— Problem —
Reproduce word for word the stretch of the data that opens with the line containing "share-button[interactable]: ➤ Share [818, 551, 880, 571]" and closes with the line containing "share-icon: ➤ [1725, 996, 1739, 1013]", including both of those lines.

START Provided entries

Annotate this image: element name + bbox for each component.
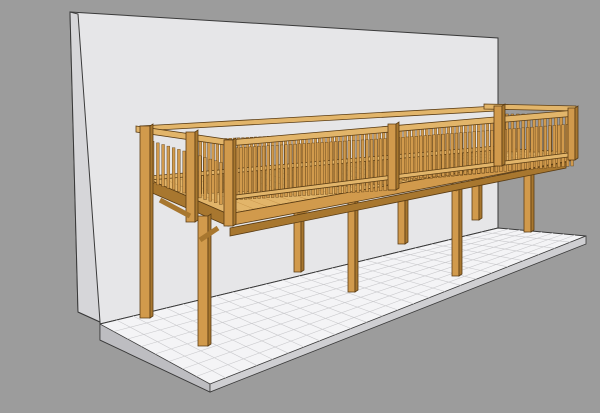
baluster-left-end (166, 145, 170, 189)
baluster-left-end (156, 142, 160, 186)
baluster-front (361, 139, 365, 193)
baluster-left-end (208, 158, 212, 202)
rail-post-front-mid (387, 123, 397, 191)
baluster-left-end (203, 157, 207, 200)
baluster-front (557, 124, 561, 168)
corner-post-left-back-side (149, 123, 154, 319)
baluster-front (243, 146, 248, 200)
baluster-front (248, 146, 252, 200)
baluster-left-end (219, 162, 223, 205)
baluster-front (262, 145, 266, 199)
baluster-front (374, 138, 378, 192)
baluster-left-end (213, 160, 218, 203)
baluster-front (530, 126, 534, 170)
rail-post-front-corner-side (232, 137, 237, 227)
rail-post-front-right-side (501, 103, 506, 167)
baluster-front (356, 140, 360, 193)
rail-post-right-end-side (574, 105, 579, 161)
support-post-4 (451, 183, 460, 277)
baluster-front (379, 138, 383, 192)
baluster-front (405, 136, 410, 180)
support-post-6 (523, 169, 532, 233)
baluster-front (517, 127, 521, 171)
baluster-front (370, 139, 374, 192)
3d-viewport[interactable] (0, 0, 600, 413)
baluster-front (561, 124, 565, 167)
baluster-front (548, 125, 552, 168)
baluster-front (383, 138, 387, 191)
baluster-left-end (161, 144, 165, 187)
baluster-front (552, 125, 556, 168)
support-post-4-side (458, 181, 463, 277)
baluster-left-end (171, 147, 176, 190)
rail-post-front-corner (223, 139, 234, 227)
baluster-front (252, 146, 257, 199)
baluster-front (365, 139, 369, 192)
baluster-front (257, 146, 261, 199)
baluster-front (543, 125, 547, 169)
support-post-3-side (404, 193, 409, 245)
baluster-front (401, 137, 405, 180)
baluster-front (239, 147, 243, 200)
rail-post-left (185, 131, 196, 223)
support-post-2 (347, 199, 356, 293)
baluster-front (352, 140, 356, 193)
baluster-left-end (182, 150, 186, 194)
rail-post-front-mid-side (395, 121, 400, 191)
rail-post-front-right (493, 105, 503, 167)
baluster-front (534, 126, 539, 170)
rail-post-right-end (567, 107, 576, 161)
baluster-front (539, 126, 543, 169)
support-post-6-side (530, 167, 535, 233)
corner-post-left-back (139, 125, 151, 319)
support-post-3 (397, 195, 406, 245)
baluster-front (526, 127, 530, 170)
baluster-front (266, 145, 270, 198)
baluster-front (521, 127, 525, 171)
baluster-front (271, 145, 275, 198)
rail-post-left-side (194, 129, 199, 223)
balcony-model-render[interactable] (0, 0, 600, 413)
baluster-left-end (177, 149, 181, 192)
baluster-left-end (198, 155, 202, 199)
support-post-2-side (354, 197, 359, 293)
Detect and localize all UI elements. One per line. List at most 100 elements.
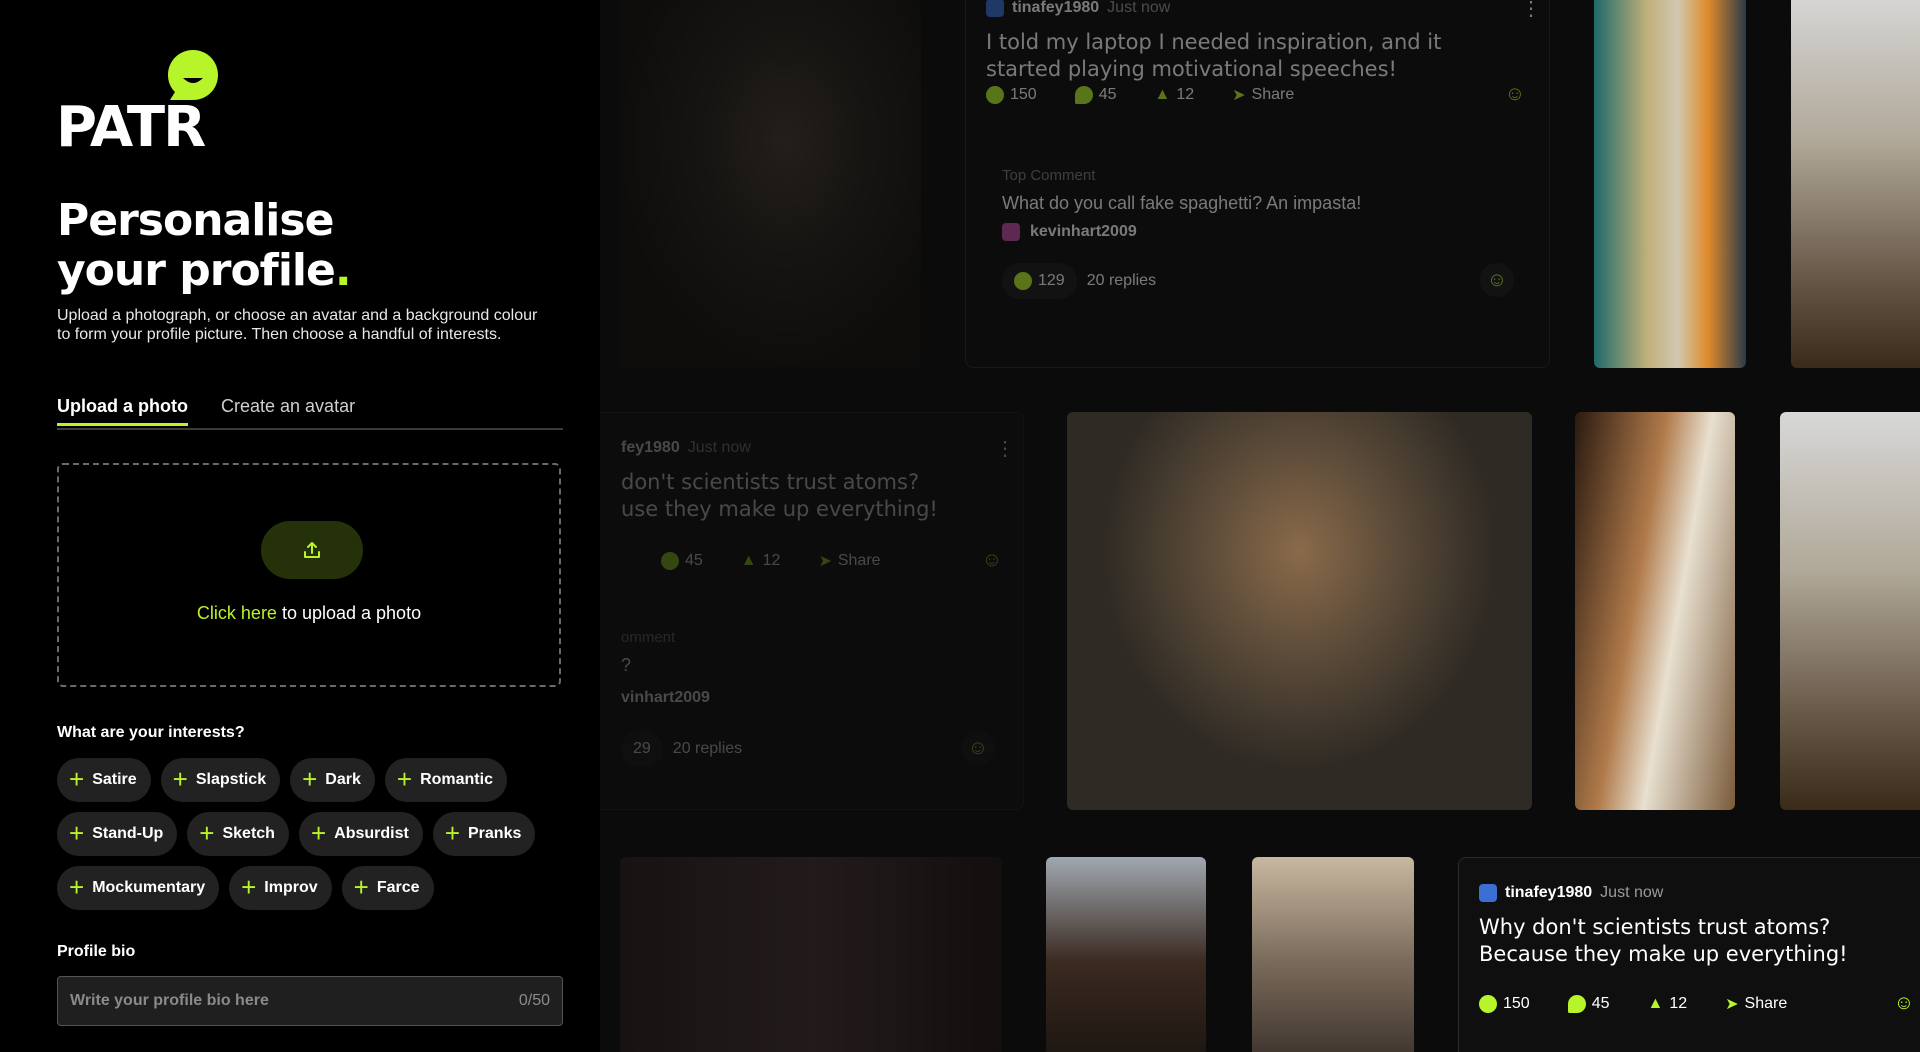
share-button[interactable]: ➤ Share [818, 551, 880, 571]
share-button[interactable]: ➤ Share [1232, 85, 1294, 105]
plus-icon: + [241, 871, 257, 902]
comment-icon [1567, 995, 1586, 1013]
user-avatar-icon [986, 0, 1004, 17]
plus-icon: + [199, 817, 215, 848]
interests-row: + Stand-Up + Sketch + Absurdist + Pranks [57, 812, 577, 856]
post-meta: fey1980 Just now [621, 439, 751, 457]
interest-chip-mockumentary[interactable]: + Mockumentary [57, 866, 220, 910]
comment-count[interactable]: 45 [1567, 995, 1610, 1013]
react-add-icon[interactable]: ☺ [1480, 263, 1514, 297]
photo-dropzone[interactable]: Click here to upload a photo [57, 463, 561, 687]
share-icon: ➤ [1725, 996, 1739, 1013]
post-card-bottom[interactable]: tinafey1980 Just now Why don't scientist… [1458, 857, 1920, 1052]
bio-char-count: 0/50 [518, 992, 550, 1009]
replies-link[interactable]: 20 replies [1087, 272, 1156, 290]
upvote-icon: ▲ [1647, 995, 1664, 1012]
tab-upload-photo[interactable]: Upload a photo [57, 396, 188, 426]
interest-chip-slapstick[interactable]: + Slapstick [160, 758, 281, 802]
chip-label: Stand-Up [92, 825, 164, 842]
post-card-top[interactable]: tinafey1980 Just now ⋮ I told my laptop … [965, 0, 1550, 368]
title-line-1: Personalise [57, 195, 334, 246]
feed-photo-man-glasses-laughing [1067, 412, 1532, 810]
upload-button[interactable] [261, 521, 363, 579]
plus-icon: + [310, 817, 327, 848]
plus-icon: + [396, 763, 413, 794]
post-title: don't scientists trust atoms? use they m… [621, 470, 938, 521]
more-options-icon[interactable]: ⋮ [995, 439, 1015, 459]
top-comment-label: Top Comment [1002, 167, 1096, 184]
interests-row: + Satire + Slapstick + Dark + Romantic [57, 758, 577, 802]
interest-chip-romantic[interactable]: + Romantic [384, 758, 507, 802]
comment-count[interactable]: 45 [1074, 86, 1117, 104]
chip-label: Slapstick [195, 771, 267, 788]
post-username: tinafey1980 [1505, 884, 1593, 901]
interest-chip-dark[interactable]: + Dark [290, 758, 375, 802]
replies-link[interactable]: 20 replies [673, 740, 742, 758]
upload-link[interactable]: Click here [197, 603, 277, 623]
tab-create-avatar[interactable]: Create an avatar [221, 396, 355, 425]
plus-icon: + [302, 763, 318, 794]
chip-label: Sketch [222, 825, 275, 842]
title-line-2: your profile [57, 245, 336, 296]
bio-label: Profile bio [57, 943, 136, 960]
patr-logo: PATR [56, 48, 236, 158]
upvote-icon: ▲ [740, 552, 757, 569]
comment-laugh-count[interactable]: 129 [1002, 263, 1077, 299]
laugh-count[interactable]: 150 [986, 86, 1037, 104]
commenter-name: kevinhart2009 [1030, 223, 1137, 240]
top-commenter: vinhart2009 [621, 689, 710, 707]
plus-icon: + [172, 763, 188, 794]
interest-chip-absurdist[interactable]: + Absurdist [298, 812, 423, 856]
page-description: Upload a photograph, or choose an avatar… [57, 307, 538, 343]
comment-count[interactable]: 45 [661, 552, 703, 570]
post-actions: 45 ▲ 12 ➤ Share [661, 551, 881, 571]
chip-label: Pranks [468, 825, 522, 842]
plus-icon: + [69, 871, 85, 902]
interests-chips: + Satire + Slapstick + Dark + Romantic + Stan… [57, 758, 577, 920]
post-title: Why don't scientists trust atoms? Becaus… [1479, 915, 1848, 966]
photo-mode-tabs: Upload a photo Create an avatar [57, 396, 563, 430]
interests-row: + Mockumentary + Improv + Farce [57, 866, 577, 910]
comment-reply-row: 29 20 replies [621, 731, 742, 767]
laugh-count[interactable]: 150 [1479, 995, 1530, 1013]
interest-chip-improv[interactable]: + Improv [229, 866, 332, 910]
feed-photo-man-white-turtleneck [1575, 412, 1735, 810]
interest-chip-pranks[interactable]: + Pranks [432, 812, 536, 856]
upvote-count[interactable]: ▲ 12 [1155, 86, 1195, 104]
chip-label: Dark [325, 771, 361, 788]
chip-label: Satire [92, 771, 137, 788]
upload-instructions-text: to upload a photo [276, 603, 422, 623]
interest-chip-satire[interactable]: + Satire [57, 758, 151, 802]
post-username: fey1980 [621, 439, 680, 456]
upvote-count[interactable]: ▲ 12 [1648, 995, 1688, 1013]
more-options-icon[interactable]: ⋮ [1521, 0, 1541, 19]
chip-label: Improv [264, 879, 318, 896]
bio-input[interactable] [58, 977, 522, 1025]
laugh-icon [1014, 272, 1032, 290]
share-button[interactable]: ➤ Share [1725, 994, 1787, 1014]
post-actions: 150 45 ▲ 12 ➤ Share [1479, 994, 1787, 1014]
plus-icon: + [69, 817, 85, 848]
react-add-icon[interactable]: ☺ [975, 543, 1009, 577]
logo-wordmark: PATR [56, 95, 206, 160]
interest-chip-sketch[interactable]: + Sketch [187, 812, 289, 856]
top-comment-label: omment [621, 629, 676, 646]
post-card-mid[interactable]: fey1980 Just now ⋮ don't scientists trus… [600, 412, 1024, 810]
post-time: Just now [687, 439, 751, 456]
react-add-icon[interactable]: ☺ [1498, 77, 1532, 111]
speech-bubble-logo-icon [168, 50, 218, 100]
share-icon: ➤ [1232, 87, 1246, 104]
feed-photo-man-cafe [1252, 857, 1414, 1052]
upload-instructions: Click here to upload a photo [59, 603, 559, 624]
commenter-name: vinhart2009 [621, 689, 710, 706]
feed-photo-woman-curly-hair [1046, 857, 1206, 1052]
interest-chip-farce[interactable]: + Farce [341, 866, 434, 910]
post-username: tinafey1980 [1012, 0, 1100, 16]
upvote-count[interactable]: ▲ 12 [741, 552, 781, 570]
comment-laugh-count[interactable]: 29 [621, 731, 663, 767]
react-add-icon[interactable]: ☺ [961, 731, 995, 765]
react-add-icon[interactable]: ☺ [1887, 986, 1920, 1020]
interest-chip-stand-up[interactable]: + Stand-Up [57, 812, 178, 856]
feed-photo-man-laughing-dark [620, 0, 921, 368]
commenter-avatar-icon [1002, 223, 1020, 241]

END Provided entries

— Exercise solution —
share-button[interactable]: ➤ Share [818, 551, 880, 571]
share-button[interactable]: ➤ Share [1232, 85, 1294, 105]
plus-icon: + [241, 871, 257, 902]
comment-icon [1567, 995, 1586, 1013]
user-avatar-icon [986, 0, 1004, 17]
plus-icon: + [199, 817, 215, 848]
interests-row: + Stand-Up + Sketch + Absurdist + Pranks [57, 812, 577, 856]
post-meta: fey1980 Just now [621, 439, 751, 457]
interest-chip-mockumentary[interactable]: + Mockumentary [57, 866, 220, 910]
comment-count[interactable]: 45 [1567, 995, 1610, 1013]
react-add-icon[interactable]: ☺ [1480, 263, 1514, 297]
photo-dropzone[interactable]: Click here to upload a photo [57, 463, 561, 687]
share-icon: ➤ [1725, 996, 1739, 1013]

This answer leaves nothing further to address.